# Problem description
Return nothing but the lines from the line containing "What does this" through the last line of the records, reproduced exactly.

# Task input
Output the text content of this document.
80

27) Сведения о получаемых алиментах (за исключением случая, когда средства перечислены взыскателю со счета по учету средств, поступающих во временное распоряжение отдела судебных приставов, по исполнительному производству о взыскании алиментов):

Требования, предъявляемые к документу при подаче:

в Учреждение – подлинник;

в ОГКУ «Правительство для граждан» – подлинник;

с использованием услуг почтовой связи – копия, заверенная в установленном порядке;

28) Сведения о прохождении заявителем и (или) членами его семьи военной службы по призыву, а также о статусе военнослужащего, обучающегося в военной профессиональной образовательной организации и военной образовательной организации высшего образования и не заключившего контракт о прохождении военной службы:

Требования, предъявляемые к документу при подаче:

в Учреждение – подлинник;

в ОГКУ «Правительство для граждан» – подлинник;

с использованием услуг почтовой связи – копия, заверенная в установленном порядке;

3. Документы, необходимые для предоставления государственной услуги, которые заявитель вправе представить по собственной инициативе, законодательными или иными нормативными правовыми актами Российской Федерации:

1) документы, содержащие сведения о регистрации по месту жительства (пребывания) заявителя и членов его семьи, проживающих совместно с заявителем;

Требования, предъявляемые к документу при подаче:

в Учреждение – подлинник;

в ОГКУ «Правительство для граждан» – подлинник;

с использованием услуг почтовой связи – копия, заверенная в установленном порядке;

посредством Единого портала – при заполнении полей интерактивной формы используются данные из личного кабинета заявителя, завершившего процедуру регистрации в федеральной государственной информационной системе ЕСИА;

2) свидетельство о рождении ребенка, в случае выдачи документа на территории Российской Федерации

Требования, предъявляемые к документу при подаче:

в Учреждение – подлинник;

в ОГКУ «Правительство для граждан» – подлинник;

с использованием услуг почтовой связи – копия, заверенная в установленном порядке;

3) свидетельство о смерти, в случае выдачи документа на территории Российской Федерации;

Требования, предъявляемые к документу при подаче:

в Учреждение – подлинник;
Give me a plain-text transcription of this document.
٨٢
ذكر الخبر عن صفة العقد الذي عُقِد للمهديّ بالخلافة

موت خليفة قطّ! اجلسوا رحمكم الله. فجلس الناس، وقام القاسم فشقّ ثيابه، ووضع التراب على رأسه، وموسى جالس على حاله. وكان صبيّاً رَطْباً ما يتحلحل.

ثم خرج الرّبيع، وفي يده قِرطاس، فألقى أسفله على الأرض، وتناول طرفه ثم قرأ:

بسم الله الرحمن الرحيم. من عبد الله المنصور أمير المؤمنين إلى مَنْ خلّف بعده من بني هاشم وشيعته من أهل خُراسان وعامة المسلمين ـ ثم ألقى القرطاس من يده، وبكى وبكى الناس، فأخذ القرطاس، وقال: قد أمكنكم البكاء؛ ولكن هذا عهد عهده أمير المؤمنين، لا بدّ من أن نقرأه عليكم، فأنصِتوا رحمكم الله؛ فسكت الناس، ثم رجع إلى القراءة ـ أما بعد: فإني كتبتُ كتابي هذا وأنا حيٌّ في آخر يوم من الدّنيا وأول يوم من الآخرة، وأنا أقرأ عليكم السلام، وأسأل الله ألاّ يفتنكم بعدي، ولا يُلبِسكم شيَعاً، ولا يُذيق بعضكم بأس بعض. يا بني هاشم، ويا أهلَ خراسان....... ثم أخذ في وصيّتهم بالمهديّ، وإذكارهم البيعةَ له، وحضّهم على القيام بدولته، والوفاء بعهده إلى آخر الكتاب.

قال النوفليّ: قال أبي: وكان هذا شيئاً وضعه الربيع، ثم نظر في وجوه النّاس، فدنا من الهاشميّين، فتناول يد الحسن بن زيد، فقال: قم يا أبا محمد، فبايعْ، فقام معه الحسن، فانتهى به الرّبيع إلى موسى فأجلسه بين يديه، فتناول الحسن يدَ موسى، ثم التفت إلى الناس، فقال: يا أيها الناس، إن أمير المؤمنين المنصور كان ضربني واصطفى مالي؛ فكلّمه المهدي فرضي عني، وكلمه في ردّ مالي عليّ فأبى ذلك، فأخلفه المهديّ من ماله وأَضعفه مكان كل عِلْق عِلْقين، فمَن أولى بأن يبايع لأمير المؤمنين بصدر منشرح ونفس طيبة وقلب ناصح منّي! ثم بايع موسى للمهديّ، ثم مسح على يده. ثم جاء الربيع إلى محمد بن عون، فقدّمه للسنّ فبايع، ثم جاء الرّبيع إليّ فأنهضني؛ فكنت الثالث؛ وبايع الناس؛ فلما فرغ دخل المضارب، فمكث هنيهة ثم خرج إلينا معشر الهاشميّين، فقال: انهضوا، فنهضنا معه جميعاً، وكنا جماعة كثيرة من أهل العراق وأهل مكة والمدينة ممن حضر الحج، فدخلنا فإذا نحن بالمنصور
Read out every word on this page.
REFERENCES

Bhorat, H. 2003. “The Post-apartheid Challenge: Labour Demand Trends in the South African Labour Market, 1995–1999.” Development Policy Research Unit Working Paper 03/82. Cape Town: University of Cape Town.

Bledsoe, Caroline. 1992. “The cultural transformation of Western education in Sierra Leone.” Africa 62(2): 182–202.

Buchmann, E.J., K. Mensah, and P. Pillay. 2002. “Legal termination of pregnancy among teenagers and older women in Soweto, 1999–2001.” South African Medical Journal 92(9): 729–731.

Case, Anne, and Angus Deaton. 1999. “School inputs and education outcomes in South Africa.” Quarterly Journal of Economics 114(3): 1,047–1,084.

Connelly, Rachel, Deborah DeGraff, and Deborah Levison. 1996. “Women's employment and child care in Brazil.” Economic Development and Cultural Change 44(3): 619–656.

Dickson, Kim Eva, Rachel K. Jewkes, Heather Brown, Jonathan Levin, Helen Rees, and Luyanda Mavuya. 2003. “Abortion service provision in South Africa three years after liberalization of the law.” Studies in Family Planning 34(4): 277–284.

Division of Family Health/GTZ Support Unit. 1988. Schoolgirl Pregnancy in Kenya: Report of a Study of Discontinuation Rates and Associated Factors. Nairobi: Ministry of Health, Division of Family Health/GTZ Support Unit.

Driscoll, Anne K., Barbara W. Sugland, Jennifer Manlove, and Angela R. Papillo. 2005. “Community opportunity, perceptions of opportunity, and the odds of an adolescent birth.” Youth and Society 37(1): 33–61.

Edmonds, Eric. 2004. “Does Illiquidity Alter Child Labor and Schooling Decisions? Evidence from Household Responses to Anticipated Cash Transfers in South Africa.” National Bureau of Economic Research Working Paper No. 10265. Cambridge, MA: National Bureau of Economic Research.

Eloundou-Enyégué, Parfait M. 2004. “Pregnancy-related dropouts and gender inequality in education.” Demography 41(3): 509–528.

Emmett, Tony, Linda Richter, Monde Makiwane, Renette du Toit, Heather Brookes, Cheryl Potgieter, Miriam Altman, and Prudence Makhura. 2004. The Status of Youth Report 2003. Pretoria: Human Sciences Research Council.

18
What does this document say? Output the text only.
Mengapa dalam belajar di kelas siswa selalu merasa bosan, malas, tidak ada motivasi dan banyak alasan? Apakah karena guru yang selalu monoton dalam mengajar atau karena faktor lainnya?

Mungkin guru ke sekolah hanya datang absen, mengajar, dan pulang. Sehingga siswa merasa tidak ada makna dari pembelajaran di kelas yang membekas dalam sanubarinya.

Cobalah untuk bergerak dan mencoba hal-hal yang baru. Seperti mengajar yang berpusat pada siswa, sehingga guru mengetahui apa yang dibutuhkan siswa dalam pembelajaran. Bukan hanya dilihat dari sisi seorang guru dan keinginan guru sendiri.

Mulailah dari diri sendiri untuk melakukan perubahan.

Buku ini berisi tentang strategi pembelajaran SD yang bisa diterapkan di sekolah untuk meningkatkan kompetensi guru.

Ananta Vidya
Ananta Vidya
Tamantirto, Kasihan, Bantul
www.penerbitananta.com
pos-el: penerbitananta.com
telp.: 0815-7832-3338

# Output of the exercise
What does this document say? Output the text only.
Mengapa dalam belajar di kelas siswa selalu merasa bosan, malas, tidak ada motivasi dan banyak alasan? Apakah karena guru yang selalu monoton dalam mengajar atau karena faktor lainnya?

Mungkin guru ke sekolah hanya datang absen, mengajar, dan pulang. Sehingga siswa merasa tidak ada makna dari pembelajaran di kelas yang membekas dalam sanubarinya.

Cobalah untuk bergerak dan mencoba hal-hal yang baru. Seperti mengajar yang berpusat pada siswa, sehingga guru mengetahui apa yang dibutuhkan siswa dalam pembelajaran. Bukan hanya dilihat dari sisi seorang guru dan keinginan guru sendiri.

Mulailah dari diri sendiri untuk melakukan perubahan.

Buku ini berisi tentang strategi pembelajaran SD yang bisa diterapkan di sekolah untuk meningkatkan kompetensi guru.

Ananta Vidya
Ananta Vidya
Tamantirto, Kasihan, Bantul
www.penerbitananta.com
pos-el: penerbitananta.com
telp.: 0815-7832-3338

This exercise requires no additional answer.